● **What to produce**
Starting from the first line, transcribe the whole listing exactly.

● **Input for this task**
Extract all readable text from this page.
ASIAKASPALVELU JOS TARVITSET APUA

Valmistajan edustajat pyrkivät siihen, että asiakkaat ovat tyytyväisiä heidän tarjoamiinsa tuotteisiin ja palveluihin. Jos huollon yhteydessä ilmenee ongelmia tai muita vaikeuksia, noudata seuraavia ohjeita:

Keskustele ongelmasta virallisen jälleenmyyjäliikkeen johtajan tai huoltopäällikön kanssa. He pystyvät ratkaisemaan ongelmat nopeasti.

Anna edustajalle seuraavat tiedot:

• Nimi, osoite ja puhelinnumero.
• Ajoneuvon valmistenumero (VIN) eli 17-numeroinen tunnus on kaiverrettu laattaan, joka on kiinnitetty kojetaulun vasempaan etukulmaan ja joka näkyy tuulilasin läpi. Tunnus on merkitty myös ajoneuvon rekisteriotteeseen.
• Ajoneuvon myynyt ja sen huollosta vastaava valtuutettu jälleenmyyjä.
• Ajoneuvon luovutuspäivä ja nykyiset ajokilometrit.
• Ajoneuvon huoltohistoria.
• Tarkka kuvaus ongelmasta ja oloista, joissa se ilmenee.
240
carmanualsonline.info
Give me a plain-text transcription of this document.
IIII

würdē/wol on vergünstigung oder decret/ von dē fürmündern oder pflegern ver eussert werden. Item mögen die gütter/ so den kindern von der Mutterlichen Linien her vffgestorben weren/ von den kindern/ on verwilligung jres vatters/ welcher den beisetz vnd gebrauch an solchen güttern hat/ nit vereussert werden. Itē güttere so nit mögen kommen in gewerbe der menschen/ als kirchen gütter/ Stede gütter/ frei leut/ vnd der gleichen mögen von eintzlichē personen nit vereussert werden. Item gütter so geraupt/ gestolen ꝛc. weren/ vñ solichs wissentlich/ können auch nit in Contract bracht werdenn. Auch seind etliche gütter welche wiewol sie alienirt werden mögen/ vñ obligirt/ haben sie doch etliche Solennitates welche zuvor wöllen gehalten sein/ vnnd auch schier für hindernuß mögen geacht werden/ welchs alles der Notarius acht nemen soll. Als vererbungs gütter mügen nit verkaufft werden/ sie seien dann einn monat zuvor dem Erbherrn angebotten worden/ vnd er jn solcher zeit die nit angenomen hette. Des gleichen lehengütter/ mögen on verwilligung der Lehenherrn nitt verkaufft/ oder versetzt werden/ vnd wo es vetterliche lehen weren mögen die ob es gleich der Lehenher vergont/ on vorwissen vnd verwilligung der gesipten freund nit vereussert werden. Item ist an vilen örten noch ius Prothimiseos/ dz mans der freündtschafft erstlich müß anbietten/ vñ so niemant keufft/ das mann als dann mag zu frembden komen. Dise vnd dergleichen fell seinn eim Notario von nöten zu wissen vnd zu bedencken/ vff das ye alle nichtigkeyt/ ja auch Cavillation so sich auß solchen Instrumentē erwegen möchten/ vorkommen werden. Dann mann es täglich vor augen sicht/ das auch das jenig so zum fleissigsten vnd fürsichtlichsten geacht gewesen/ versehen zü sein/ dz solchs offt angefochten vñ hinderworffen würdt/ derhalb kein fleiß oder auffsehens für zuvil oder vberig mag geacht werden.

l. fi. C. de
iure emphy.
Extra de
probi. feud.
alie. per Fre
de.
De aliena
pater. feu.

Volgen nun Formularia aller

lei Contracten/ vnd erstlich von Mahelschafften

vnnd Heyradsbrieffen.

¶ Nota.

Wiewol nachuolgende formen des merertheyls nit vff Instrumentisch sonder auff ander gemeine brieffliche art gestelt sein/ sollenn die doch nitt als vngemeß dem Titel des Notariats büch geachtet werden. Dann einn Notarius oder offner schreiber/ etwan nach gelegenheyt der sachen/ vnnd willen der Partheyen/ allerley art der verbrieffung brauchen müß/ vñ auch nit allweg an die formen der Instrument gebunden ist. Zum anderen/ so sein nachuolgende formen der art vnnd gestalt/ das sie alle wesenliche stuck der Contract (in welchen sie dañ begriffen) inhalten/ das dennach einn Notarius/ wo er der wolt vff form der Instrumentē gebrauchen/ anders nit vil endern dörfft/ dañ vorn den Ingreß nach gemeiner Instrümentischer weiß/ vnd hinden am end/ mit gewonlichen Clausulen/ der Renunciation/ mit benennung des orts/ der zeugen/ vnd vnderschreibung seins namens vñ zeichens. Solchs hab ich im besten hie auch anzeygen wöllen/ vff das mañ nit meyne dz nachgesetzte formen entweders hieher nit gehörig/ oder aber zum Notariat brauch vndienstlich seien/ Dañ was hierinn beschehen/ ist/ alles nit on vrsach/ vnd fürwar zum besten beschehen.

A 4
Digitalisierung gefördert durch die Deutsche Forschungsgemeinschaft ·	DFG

● **Solved exercise**
Extract all readable text from this page.
ASIAKASPALVELU JOS TARVITSET APUA

Valmistajan edustajat pyrkivät siihen, että asiakkaat ovat tyytyväisiä heidän tarjoamiinsa tuotteisiin ja palveluihin. Jos huollon yhteydessä ilmenee ongelmia tai muita vaikeuksia, noudata seuraavia ohjeita:

Keskustele ongelmasta virallisen jälleenmyyjäliikkeen johtajan tai huoltopäällikön kanssa. He pystyvät ratkaisemaan ongelmat nopeasti.

Anna edustajalle seuraavat tiedot:

• Nimi, osoite ja puhelinnumero.
• Ajoneuvon valmistenumero (VIN) eli 17-numeroinen tunnus on kaiverrettu laattaan, joka on kiinnitetty kojetaulun vasempaan etukulmaan ja joka näkyy tuulilasin läpi. Tunnus on merkitty myös ajoneuvon rekisteriotteeseen.
• Ajoneuvon myynyt ja sen huollosta vastaava valtuutettu jälleenmyyjä.
• Ajoneuvon luovutuspäivä ja nykyiset ajokilometrit.
• Ajoneuvon huoltohistoria.
• Tarkka kuvaus ongelmasta ja oloista, joissa se ilmenee.
240
carmanualsonline.info
Give me a plain-text transcription of this document.
IIII

würdē/wol on vergünstigung oder decret/ von dē fürmündern oder pflegern ver eussert werden. Item mögen die gütter/ so den kindern von der Mutterlichen Linien her vffgestorben weren/ von den kindern/ on verwilligung jres vatters/ welcher den beisetz vnd gebrauch an solchen güttern hat/ nit vereussert werden. Itē güttere so nit mögen kommen in gewerbe der menschen/ als kirchen gütter/ Stede gütter/ frei leut/ vnd der gleichen mögen von eintzlichē personen nit vereussert werden. Item gütter so geraupt/ gestolen ꝛc. weren/ vñ solichs wissentlich/ können auch nit in Contract bracht werdenn. Auch seind etliche gütter welche wiewol sie alienirt werden mögen/ vñ obligirt/ haben sie doch etliche Solennitates welche zuvor wöllen gehalten sein/ vnnd auch schier für hindernuß mögen geacht werden/ welchs alles der Notarius acht nemen soll. Als vererbungs gütter mügen nit verkaufft werden/ sie seien dann einn monat zuvor dem Erbherrn angebotten worden/ vnd er jn solcher zeit die nit angenomen hette. Des gleichen lehengütter/ mögen on verwilligung der Lehenherrn nitt verkaufft/ oder versetzt werden/ vnd wo es vetterliche lehen weren mögen die ob es gleich der Lehenher vergont/ on vorwissen vnd verwilligung der gesipten freund nit vereussert werden. Item ist an vilen örten noch ius Prothimiseos/ dz mans der freündtschafft erstlich müß anbietten/ vñ so niemant keufft/ das mann als dann mag zu frembden komen. Dise vnd dergleichen fell seinn eim Notario von nöten zu wissen vnd zu bedencken/ vff das ye alle nichtigkeyt/ ja auch Cavillation so sich auß solchen Instrumentē erwegen möchten/ vorkommen werden. Dann mann es täglich vor augen sicht/ das auch das jenig so zum fleissigsten vnd fürsichtlichsten geacht gewesen/ versehen zü sein/ dz solchs offt angefochten vñ hinderworffen würdt/ derhalb kein fleiß oder auffsehens für zuvil oder vberig mag geacht werden.

l. fi. C. de
iure emphy.
Extra de
probi. feud.
alie. per Fre
de.
De aliena
pater. feu.

Volgen nun Formularia aller

lei Contracten/ vnd erstlich von Mahelschafften

vnnd Heyradsbrieffen.

¶ Nota.

Wiewol nachuolgende formen des merertheyls nit vff Instrumentisch sonder auff ander gemeine brieffliche art gestelt sein/ sollenn die doch nitt als vngemeß dem Titel des Notariats büch geachtet werden. Dann einn Notarius oder offner schreiber/ etwan nach gelegenheyt der sachen/ vnnd willen der Partheyen/ allerley art der verbrieffung brauchen müß/ vñ auch nit allweg an die formen der Instrument gebunden ist. Zum anderen/ so sein nachuolgende formen der art vnnd gestalt/ das sie alle wesenliche stuck der Contract (in welchen sie dañ begriffen) inhalten/ das dennach einn Notarius/ wo er der wolt vff form der Instrumentē gebrauchen/ anders nit vil endern dörfft/ dañ vorn den Ingreß nach gemeiner Instrümentischer weiß/ vnd hinden am end/ mit gewonlichen Clausulen/ der Renunciation/ mit benennung des orts/ der zeugen/ vnd vnderschreibung seins namens vñ zeichens. Solchs hab ich im besten hie auch anzeygen wöllen/ vff das mañ nit meyne dz nachgesetzte formen entweders hieher nit gehörig/ oder aber zum Notariat brauch vndienstlich seien/ Dañ was hierinn beschehen/ ist/ alles nit on vrsach/ vnd fürwar zum besten beschehen.

A 4
Digitalisierung gefördert durch die Deutsche Forschungsgemeinschaft ·	DFG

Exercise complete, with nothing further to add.